According to the wafer-scale engine passage below, why did Cerebras design its chip with thousands of tiny cores? Answer in one to three sentences.

Source passage
++++++

A Look at Cerebras Wafer-Scale Engine: Half Square Foot Silicon Chip

The Fabric

On the WSE, all the cores are interconnected using a uniform 2D mesh fabric with an emphasis on low latency for local communication. Cerebras uses a fully configurable fabric (a little bit more detail on that later). The fabric relies on fine-grain single-word message passing. Communication is done entirely in hardware, eliminating any software overhead.

This fabric is not only used for intra-die communication but with the uniform array of dies, Cerebras extended the inter-die connections to each of the adjoining dies across the scribe lines isolation region. This is part of their wafer-scale secret sauce. A single uniform 2D mesh connects all the core together as well as across dies. Wires between dies are done in essentially the same conventional way die stitching has always been done – via overlapping the reticle over the inter-die connections.

Cerebras partnered up with TSMC in order to solve the inter-die connections. They re-purposed the scribe lines – the mechanical barrier between two adjacent dies that are typically used for test structures and eventually for strangulation. With the help of TSMC, the metal deposition was extended across the scribe lines, enabling Cerebras to seamlessly extended the 2D mesh across the dies. In other words, the same communication that happens within a die is extended between dies. Driving signals over silicon in less than a millimeter of distance translates directly to an order of magnitude lower power for inter-chip communication.

No External Memory

One of the drastic differences with the WSE versus all other designs is the memory. The WSE has no external memory. The entire memory is fully distributed across the cores in the on-chip SRAM. This isn’t much different from a big NPU with a large cache. However, the sheer size of the chip alone means that you simply get a lot of. With over 400K processing cores, there is over 18 GiB of memory with a memory bandwidth of 9 PiB/s. Since it’s all on-die, the power saving of not having to shift it all in and out of the chip is quite advantageous.

Cerebras says it has co-designed the software stack to match the architecture. Developers are able to use their existing ML framework such as PyTorch and TensorFlow. Cerebras software then executes its own place & route routine on the extracted the network from the framework. Cerebras says each layer gets sized up based on the compute, size, and bandwidth needs. Each layer is then optimally mapped onto a portion of the full wafer, allowing the entire wafer to operate on a whole neural network model at once.

Big Has Its Disadvantages

How’s the Yield?

We know what everyone is thinking – how do they yield this thing? Let’s assume that 16FF+ has excellent defect density at this point due to its maturity. They are still not getting even a single perfect wafer – ever.

The answer is ‘simple’ – they copy the memory guys. The reason Cerebras designed their chip with 1000s of tiny cores per wafer is for this very reason – the ability to address yield in a relatively low-cost way. Baked into their architecture are both redundant cores and redundant fabric links. Each wafer incorporates around 1-1.5% of additional AI cores for redundancy reasons. It’s worth noting that the redundant cores are always reserved for redundancy. In other words, when there are no defects in a certain area, the redundant cores are simply disabled. In an area affected by a defect, a local redundant core is used to replace the defective core. The local fabric is then appropriately reconnected using the redundant fabric links. “By using this technique, we can drive yield incredibly high and it’s all transparent to the software since it shows up as a single uniformed fabric,” says Sean Lie, Founder and Chief Hardware Architect at Cerebras.

++++++

Stored data
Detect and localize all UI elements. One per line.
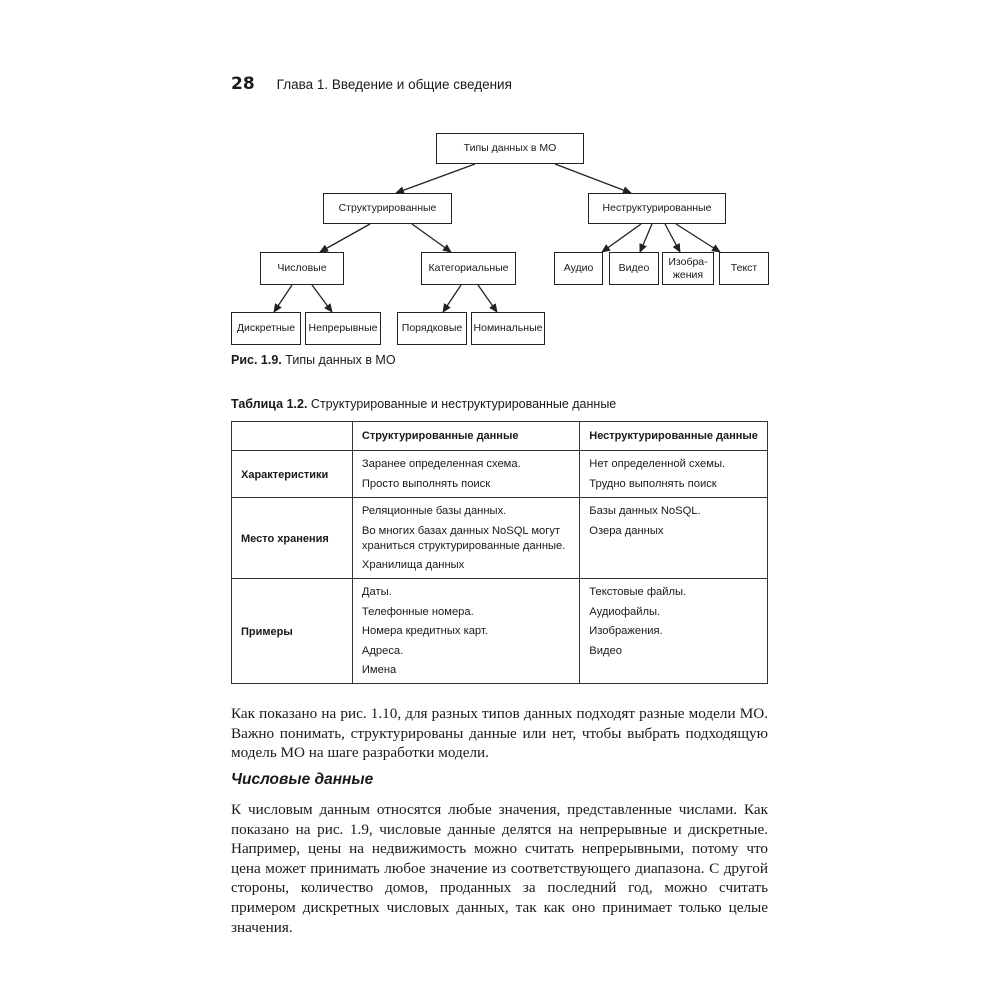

++++++

Finished task
The many small cores let Cerebras handle yield at relatively low cost, since even a mature process never produces a perfect wafer. Each wafer has about 1–1.5% extra cores held in reserve. Where a defect strikes, a nearby redundant core replaces the faulty one, and redundant fabric links reconnect the local fabric.